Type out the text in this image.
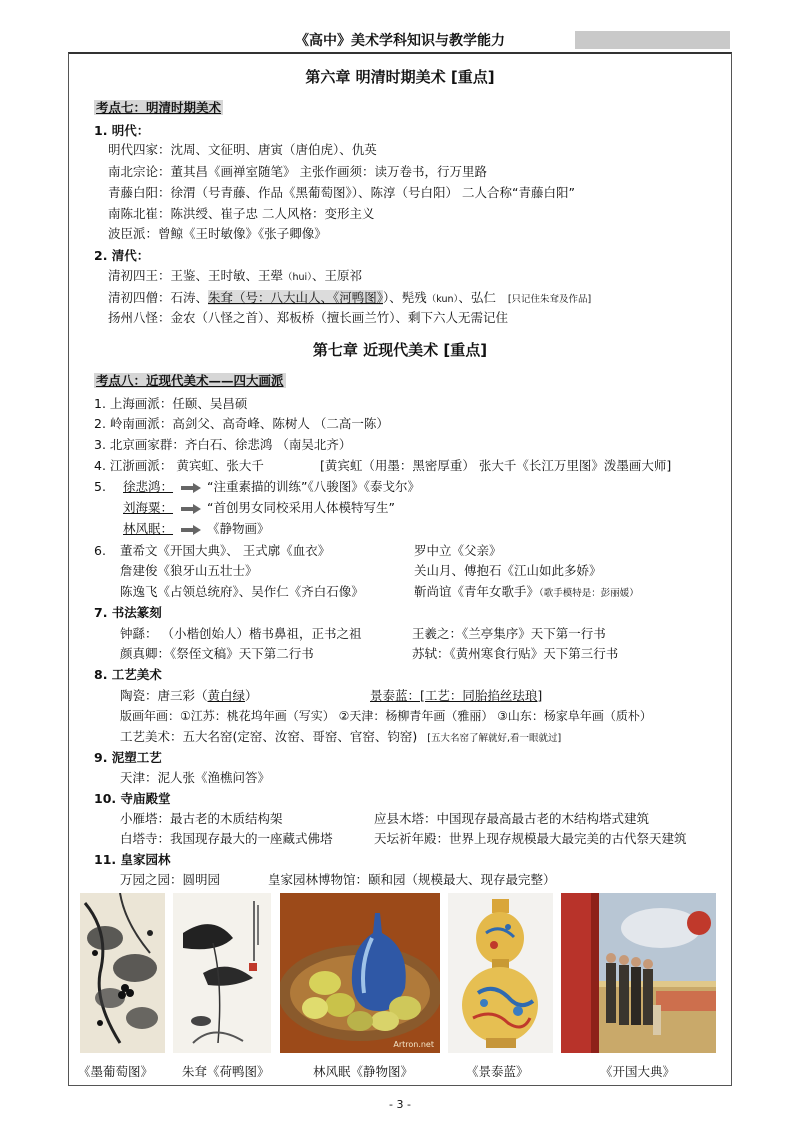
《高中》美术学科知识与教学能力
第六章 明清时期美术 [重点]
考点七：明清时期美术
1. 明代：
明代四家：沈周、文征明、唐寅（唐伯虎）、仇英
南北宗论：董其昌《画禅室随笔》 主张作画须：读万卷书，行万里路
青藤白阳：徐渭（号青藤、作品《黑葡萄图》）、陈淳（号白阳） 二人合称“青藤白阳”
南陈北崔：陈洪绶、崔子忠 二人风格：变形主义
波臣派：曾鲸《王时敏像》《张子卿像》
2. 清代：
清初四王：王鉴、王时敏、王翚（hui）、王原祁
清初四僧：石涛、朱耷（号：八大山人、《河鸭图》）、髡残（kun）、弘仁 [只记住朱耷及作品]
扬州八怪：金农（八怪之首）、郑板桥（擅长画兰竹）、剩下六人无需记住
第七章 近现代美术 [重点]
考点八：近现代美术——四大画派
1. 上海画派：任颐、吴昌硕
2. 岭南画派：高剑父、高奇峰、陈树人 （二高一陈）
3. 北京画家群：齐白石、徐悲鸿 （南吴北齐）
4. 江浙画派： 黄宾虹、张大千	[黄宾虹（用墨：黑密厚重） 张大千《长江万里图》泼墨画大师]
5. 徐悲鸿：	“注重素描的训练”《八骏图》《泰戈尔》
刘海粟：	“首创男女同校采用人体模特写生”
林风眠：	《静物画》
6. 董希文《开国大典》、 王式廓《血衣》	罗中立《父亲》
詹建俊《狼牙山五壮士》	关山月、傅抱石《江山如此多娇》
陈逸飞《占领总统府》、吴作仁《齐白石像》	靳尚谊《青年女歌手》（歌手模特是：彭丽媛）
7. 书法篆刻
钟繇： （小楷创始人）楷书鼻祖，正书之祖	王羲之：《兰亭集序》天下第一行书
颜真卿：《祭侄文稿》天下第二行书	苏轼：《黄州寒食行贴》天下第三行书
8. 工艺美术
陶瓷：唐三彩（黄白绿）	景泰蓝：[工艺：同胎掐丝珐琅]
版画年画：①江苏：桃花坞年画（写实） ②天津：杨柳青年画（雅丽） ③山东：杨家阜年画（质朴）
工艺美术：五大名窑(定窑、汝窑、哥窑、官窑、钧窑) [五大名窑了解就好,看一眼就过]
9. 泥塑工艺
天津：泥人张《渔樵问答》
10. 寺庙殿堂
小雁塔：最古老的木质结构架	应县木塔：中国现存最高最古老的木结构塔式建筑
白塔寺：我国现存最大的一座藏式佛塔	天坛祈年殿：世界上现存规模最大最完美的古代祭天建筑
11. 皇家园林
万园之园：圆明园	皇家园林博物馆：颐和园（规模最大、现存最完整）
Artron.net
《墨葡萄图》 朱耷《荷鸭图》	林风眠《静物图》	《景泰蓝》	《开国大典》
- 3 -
....
◆ Exercise aim ◆
Go through the material and copy out every line with "工艺美术" in it.

◆ Correct answer ◆
8. 工艺美术
工艺美术：五大名窑(定窑、汝窑、哥窑、官窑、钧窑) [五大名窑了解就好,看一眼就过]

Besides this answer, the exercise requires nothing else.